SELECTED PASSAGE:
========================================================================
It’s hard to believe that my Mom would cheat on my Dad, but the guy who delivered the mail when we were young was named something like Lars Halvorson. So why the suspicion? The various companies who specialize in DNA analysis say you might be surprised what your genetic profile shows, in my case they scored a shocker. My DNA went to a reputable company with a high rating for accuracy. I really thought it a waste of time and money since one grandmother’s family was from County Wicklow in Ireland and grandpa’s family was from England originally. The Polish side was from, well, Poland. There could be no new information; my siblings and I were 50% Polish, 25% Irish and 25% English. In other words the standard American ethnic mutt.
The genetic analysis, however, showed 39% English/Irish ancestry, 30% Eastern European (Polish we assume), 20% SCANDINAVIAN roots and 11% ITALIAN. We were more screwed up than we thought. I’m not necessarily saying the Mr. Halvorson delivered more than the mail to the house, but you have to wonder; and the 11% Italian? This explains my facility with the Latin and Italian languages but where did that bloodline sneak in? There is no one in the family that looks even remotely Mediterranean (though, come to think on it, we all enjoyed the spaghetti and meatballs frozen Swanson dinners growing up). Maybe Mrs. Halvorson’s maiden name was Pacelli? It’s going to take time to adjust to the reality of a new insalata mista of ethnic origins.
========================================================================
EXCERPTED DATA:
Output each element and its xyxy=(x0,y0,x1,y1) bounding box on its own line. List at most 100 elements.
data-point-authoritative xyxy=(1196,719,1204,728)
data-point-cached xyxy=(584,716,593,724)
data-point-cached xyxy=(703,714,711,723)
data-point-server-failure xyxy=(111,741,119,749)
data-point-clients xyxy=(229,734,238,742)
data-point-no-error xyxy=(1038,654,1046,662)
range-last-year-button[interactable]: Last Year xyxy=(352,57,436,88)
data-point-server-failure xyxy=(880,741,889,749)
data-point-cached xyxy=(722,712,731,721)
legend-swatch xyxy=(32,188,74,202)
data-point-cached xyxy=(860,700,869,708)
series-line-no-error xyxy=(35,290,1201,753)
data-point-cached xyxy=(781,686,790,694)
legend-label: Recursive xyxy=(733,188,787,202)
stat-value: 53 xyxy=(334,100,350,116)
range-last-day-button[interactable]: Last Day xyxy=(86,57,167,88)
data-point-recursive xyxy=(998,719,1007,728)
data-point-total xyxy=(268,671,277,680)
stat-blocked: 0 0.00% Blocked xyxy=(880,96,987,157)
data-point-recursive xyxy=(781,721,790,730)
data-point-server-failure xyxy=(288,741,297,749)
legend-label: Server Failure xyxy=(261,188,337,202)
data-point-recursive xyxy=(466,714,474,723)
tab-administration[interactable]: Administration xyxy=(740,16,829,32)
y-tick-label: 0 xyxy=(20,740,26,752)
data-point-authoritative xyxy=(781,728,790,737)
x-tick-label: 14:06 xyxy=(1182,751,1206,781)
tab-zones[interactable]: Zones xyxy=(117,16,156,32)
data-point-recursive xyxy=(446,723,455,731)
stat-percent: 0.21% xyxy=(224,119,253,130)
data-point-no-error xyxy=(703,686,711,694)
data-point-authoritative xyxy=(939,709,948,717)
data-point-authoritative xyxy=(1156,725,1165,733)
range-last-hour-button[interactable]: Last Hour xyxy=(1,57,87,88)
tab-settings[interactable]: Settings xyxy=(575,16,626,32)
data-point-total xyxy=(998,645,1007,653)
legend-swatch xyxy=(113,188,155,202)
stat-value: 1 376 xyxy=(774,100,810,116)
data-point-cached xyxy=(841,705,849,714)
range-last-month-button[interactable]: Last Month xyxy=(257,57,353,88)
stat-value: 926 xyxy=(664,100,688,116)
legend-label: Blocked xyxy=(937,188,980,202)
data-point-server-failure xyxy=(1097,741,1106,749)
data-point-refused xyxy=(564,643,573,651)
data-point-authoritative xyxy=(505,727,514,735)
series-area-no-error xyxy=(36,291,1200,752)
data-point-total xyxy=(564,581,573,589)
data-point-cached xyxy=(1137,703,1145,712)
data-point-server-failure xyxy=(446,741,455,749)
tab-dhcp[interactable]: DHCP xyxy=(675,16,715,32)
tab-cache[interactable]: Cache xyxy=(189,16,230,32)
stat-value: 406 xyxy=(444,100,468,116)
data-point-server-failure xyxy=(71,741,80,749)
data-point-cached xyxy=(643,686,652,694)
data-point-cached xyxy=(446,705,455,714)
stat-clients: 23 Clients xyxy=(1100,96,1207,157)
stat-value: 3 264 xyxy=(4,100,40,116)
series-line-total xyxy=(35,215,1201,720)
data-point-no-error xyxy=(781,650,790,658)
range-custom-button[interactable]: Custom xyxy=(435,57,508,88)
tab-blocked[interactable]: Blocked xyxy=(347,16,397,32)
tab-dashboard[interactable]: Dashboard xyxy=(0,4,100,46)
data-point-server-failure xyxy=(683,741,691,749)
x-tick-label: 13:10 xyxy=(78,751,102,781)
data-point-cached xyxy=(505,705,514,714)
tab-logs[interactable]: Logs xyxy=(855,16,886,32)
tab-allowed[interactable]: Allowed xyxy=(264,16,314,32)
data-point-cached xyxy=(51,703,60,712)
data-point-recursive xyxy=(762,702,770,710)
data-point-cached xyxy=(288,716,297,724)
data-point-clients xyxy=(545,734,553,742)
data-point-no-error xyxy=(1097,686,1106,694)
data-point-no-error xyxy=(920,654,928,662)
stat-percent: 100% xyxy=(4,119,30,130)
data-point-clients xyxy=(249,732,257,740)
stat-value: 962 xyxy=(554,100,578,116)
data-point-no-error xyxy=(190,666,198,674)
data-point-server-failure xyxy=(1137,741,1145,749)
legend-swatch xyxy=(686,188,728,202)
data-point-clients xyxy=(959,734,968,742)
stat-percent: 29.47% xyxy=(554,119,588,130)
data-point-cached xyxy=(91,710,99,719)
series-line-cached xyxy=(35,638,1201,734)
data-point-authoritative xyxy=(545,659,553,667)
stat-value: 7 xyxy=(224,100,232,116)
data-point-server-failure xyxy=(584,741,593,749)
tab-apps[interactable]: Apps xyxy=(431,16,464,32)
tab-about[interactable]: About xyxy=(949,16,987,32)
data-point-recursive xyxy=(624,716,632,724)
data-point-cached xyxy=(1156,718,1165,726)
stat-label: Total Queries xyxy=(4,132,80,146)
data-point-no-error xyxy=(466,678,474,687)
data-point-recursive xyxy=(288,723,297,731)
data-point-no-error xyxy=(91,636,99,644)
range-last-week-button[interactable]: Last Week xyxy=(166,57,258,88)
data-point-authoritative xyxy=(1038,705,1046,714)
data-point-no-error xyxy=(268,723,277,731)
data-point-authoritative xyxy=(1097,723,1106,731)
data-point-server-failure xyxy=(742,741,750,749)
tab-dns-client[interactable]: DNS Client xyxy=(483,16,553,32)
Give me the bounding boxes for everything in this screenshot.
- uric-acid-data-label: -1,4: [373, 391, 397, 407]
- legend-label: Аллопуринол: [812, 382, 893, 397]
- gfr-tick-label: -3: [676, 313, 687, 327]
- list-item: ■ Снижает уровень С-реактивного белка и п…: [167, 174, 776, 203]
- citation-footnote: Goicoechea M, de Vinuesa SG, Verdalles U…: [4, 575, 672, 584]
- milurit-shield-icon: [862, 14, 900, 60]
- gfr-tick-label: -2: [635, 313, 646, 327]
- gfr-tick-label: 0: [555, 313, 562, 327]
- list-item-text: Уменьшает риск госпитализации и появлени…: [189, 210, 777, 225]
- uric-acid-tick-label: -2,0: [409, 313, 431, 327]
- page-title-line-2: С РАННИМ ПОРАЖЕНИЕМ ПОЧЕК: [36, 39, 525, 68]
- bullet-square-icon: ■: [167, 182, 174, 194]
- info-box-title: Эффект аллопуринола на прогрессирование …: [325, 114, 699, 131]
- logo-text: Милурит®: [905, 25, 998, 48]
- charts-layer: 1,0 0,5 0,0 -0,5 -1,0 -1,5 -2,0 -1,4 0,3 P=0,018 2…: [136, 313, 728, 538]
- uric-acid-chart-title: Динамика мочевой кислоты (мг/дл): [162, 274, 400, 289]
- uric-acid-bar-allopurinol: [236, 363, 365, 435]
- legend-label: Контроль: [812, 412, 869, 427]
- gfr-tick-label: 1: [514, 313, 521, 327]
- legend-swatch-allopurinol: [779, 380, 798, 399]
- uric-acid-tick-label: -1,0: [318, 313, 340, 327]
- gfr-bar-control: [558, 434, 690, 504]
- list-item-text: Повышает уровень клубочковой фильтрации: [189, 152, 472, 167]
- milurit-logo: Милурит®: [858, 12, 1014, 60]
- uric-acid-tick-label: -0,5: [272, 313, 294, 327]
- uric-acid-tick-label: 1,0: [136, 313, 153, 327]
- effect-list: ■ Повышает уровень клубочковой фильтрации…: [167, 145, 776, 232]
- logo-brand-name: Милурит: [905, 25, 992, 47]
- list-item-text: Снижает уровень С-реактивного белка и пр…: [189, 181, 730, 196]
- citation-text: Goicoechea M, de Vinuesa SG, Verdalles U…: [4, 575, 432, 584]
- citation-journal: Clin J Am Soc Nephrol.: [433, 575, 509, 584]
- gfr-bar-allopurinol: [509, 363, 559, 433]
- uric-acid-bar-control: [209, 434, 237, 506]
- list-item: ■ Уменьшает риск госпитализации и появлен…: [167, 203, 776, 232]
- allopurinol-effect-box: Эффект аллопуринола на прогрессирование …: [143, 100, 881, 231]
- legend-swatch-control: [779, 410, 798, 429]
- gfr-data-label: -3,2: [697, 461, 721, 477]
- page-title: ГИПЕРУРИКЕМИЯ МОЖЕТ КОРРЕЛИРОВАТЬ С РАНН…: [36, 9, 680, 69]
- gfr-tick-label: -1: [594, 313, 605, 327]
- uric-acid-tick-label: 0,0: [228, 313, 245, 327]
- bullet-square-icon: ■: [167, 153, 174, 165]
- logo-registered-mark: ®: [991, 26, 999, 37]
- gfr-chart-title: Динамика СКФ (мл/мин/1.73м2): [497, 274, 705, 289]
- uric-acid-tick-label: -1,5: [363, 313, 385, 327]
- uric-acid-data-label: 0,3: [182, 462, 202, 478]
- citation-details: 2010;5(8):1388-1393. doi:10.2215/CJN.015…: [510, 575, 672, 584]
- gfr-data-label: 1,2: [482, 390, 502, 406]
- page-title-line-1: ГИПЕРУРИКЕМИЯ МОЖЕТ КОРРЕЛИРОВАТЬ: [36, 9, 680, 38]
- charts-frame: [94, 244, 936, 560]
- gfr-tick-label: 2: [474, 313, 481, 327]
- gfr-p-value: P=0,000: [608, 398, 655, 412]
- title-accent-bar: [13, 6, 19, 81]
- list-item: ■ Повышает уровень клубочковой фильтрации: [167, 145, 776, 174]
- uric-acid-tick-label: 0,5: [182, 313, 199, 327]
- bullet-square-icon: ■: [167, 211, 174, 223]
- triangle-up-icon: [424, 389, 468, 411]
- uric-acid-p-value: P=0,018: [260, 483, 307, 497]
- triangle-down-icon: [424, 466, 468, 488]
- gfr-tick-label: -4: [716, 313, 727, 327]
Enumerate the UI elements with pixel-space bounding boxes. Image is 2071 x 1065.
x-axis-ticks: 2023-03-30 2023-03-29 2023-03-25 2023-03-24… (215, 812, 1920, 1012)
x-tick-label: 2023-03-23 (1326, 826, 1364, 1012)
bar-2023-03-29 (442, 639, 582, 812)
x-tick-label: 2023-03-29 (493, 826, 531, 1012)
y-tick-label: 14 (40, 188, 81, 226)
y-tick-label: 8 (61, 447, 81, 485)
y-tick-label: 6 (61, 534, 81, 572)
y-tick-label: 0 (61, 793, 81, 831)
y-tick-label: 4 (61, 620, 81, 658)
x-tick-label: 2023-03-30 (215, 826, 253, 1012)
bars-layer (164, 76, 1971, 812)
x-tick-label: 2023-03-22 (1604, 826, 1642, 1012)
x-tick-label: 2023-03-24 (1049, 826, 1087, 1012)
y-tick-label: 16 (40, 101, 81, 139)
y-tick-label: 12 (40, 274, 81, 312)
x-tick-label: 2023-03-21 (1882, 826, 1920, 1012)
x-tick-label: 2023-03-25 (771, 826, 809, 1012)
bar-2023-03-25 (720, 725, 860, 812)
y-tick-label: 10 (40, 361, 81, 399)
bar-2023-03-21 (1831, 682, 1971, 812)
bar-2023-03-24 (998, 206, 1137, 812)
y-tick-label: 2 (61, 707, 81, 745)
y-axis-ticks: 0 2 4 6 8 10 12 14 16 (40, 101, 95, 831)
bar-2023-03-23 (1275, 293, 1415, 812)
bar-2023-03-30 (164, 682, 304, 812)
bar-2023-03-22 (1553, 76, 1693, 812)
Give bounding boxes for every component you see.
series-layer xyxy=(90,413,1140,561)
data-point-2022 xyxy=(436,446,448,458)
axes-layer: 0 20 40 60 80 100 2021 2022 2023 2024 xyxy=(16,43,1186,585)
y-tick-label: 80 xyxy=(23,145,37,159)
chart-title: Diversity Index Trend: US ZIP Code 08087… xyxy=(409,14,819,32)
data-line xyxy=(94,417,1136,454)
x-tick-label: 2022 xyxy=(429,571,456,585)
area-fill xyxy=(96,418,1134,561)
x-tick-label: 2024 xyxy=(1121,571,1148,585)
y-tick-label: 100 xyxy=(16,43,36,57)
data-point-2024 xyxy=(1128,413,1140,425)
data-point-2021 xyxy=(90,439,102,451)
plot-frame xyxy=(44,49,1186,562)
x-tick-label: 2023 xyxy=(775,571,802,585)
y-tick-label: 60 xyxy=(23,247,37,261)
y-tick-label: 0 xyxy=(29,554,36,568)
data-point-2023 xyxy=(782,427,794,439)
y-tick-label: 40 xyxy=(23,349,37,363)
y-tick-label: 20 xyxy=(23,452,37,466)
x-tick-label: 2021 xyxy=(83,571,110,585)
========================================================================
EXERCISE TASKS:
1. In the DNA ancestry essay, what share of Scandinavian roots did the genetic analysis report?
2. Copy the DNA ancestry essay word for word from "The genetic analysis, however, showed" up to and including "of ethnic origins.".
3. Write what comes next in the DNA ancestry essay, picking up after its final sentence.

RESPONSES TO THE EXERCISE:
1. 20%

2.
The genetic analysis, however, showed 39% English/Irish ancestry, 30% Eastern European (Polish we assume), 20% SCANDINAVIAN roots and 11% ITALIAN. We were more screwed up than we thought. I’m not necessarily saying the Mr. Halvorson delivered more than the mail to the house, but you have to wonder; and the 11% Italian? This explains my facility with the Latin and Italian languages but where did that bloodline sneak in? There is no one in the family that looks even remotely Mediterranean (though, come to think on it, we all enjoyed the spaghetti and meatballs frozen Swanson dinners growing up). Maybe Mrs. Halvorson’s maiden name was Pacelli? It’s going to take time to adjust to the reality of a new insalata mista of ethnic origins.

3.
Lazarus and the people in the Gospel of this Sunday also faced a new reality: the calling forth from death to life. Jesus, in one translation of the Bible, is “perturbed” at the death of his friend Lazarus and begins to weep with Mary, Lazarus’ sister. Jesus, as Christ and Savior, then calls Lazarus to life and to come out of the tomb. Lazarus is bound hand and foot with the burial clothes and Jesus orders that they untie him. This is perhaps the most anticlimactic moment in all of Scripture; Jesus has just unbound Lazarus from the chains of death and then orders the others to unbind the burial knots. He, the Lord, has already done the heavy lifting, so to speak. As Jesus walked from the tomb that Easter morning, so too will He call us forth one day, unbinding us from the chains of death.
Right now I have a yen for gravlax washed down with a wee dram of grappa.